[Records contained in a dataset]

-=-=-=-=-

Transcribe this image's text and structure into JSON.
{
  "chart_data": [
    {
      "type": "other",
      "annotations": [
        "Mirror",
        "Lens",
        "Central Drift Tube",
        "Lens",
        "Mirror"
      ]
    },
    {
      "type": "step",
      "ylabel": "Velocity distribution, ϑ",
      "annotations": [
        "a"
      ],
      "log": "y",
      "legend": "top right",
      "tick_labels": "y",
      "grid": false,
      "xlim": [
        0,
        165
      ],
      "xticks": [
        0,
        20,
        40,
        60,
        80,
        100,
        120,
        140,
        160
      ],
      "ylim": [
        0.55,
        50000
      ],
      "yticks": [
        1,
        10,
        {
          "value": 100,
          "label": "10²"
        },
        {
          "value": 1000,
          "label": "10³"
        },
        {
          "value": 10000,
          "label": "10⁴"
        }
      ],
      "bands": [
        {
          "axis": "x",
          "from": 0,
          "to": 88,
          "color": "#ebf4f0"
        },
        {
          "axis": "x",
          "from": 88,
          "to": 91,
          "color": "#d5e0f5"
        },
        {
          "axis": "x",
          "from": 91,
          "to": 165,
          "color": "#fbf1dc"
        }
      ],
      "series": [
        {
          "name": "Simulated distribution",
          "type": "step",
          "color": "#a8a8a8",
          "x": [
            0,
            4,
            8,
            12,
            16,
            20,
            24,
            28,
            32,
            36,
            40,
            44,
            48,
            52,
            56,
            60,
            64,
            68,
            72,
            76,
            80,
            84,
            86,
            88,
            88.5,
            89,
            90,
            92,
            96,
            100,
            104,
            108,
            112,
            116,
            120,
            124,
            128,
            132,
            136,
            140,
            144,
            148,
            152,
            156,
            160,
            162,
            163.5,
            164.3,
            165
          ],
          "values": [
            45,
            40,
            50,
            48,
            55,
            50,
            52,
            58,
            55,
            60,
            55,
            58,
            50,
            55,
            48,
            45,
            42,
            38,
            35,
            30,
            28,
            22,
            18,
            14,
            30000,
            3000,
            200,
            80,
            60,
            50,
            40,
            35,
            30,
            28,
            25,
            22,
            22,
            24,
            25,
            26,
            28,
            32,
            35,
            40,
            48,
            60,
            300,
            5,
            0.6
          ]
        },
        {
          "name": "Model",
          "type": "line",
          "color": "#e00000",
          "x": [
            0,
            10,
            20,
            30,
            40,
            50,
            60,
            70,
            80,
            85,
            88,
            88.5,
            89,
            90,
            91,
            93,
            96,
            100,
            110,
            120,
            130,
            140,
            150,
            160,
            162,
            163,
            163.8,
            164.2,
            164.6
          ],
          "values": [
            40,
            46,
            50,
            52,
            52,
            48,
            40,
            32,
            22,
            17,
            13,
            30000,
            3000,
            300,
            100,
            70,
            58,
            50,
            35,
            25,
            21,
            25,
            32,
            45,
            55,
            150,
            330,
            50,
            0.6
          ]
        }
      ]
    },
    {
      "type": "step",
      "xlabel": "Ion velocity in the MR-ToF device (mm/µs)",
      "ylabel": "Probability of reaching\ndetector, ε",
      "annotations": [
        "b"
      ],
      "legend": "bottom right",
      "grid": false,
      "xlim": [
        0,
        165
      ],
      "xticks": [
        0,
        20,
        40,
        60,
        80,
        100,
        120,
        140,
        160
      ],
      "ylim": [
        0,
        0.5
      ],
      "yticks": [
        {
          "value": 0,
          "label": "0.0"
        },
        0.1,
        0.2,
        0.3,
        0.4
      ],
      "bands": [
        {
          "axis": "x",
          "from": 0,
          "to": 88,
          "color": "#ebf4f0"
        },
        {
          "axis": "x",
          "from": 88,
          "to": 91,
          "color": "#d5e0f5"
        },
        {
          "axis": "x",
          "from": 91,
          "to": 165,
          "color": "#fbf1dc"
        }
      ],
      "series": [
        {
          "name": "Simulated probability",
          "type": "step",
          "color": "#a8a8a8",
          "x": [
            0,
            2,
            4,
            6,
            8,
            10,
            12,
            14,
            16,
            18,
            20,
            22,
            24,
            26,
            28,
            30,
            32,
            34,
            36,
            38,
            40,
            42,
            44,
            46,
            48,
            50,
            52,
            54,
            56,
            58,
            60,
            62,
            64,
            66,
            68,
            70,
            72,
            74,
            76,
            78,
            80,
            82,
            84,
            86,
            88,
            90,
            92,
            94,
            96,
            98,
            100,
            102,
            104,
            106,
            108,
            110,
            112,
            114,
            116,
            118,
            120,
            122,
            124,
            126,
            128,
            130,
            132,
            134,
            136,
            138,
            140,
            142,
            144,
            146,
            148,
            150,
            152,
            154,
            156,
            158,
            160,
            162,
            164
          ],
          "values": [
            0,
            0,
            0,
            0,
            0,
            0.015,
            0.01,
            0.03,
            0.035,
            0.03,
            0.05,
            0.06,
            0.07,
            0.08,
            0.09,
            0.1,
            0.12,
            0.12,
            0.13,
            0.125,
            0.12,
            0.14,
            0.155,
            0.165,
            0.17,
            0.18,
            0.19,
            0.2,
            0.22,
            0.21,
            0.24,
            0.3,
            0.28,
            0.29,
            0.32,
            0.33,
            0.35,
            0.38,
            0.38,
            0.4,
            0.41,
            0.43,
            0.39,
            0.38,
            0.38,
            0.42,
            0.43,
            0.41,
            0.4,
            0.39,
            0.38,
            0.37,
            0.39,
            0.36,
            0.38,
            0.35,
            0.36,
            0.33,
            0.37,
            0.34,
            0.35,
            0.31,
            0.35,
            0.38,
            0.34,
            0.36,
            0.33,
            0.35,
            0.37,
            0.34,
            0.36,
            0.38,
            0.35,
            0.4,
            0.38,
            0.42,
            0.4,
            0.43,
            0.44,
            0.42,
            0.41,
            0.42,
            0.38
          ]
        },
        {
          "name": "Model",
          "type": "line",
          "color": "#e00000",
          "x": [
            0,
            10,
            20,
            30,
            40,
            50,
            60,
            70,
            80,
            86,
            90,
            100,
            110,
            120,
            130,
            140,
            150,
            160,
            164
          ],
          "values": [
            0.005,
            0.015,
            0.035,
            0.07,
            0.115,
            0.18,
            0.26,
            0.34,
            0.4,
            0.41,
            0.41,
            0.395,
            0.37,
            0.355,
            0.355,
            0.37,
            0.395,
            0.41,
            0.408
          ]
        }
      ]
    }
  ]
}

-=-=-=-=-

Problem description | Collect each line containing the string "distribution".

Written solution |
      "ylabel": "Velocity distribution, ϑ",
          "name": "Simulated distribution",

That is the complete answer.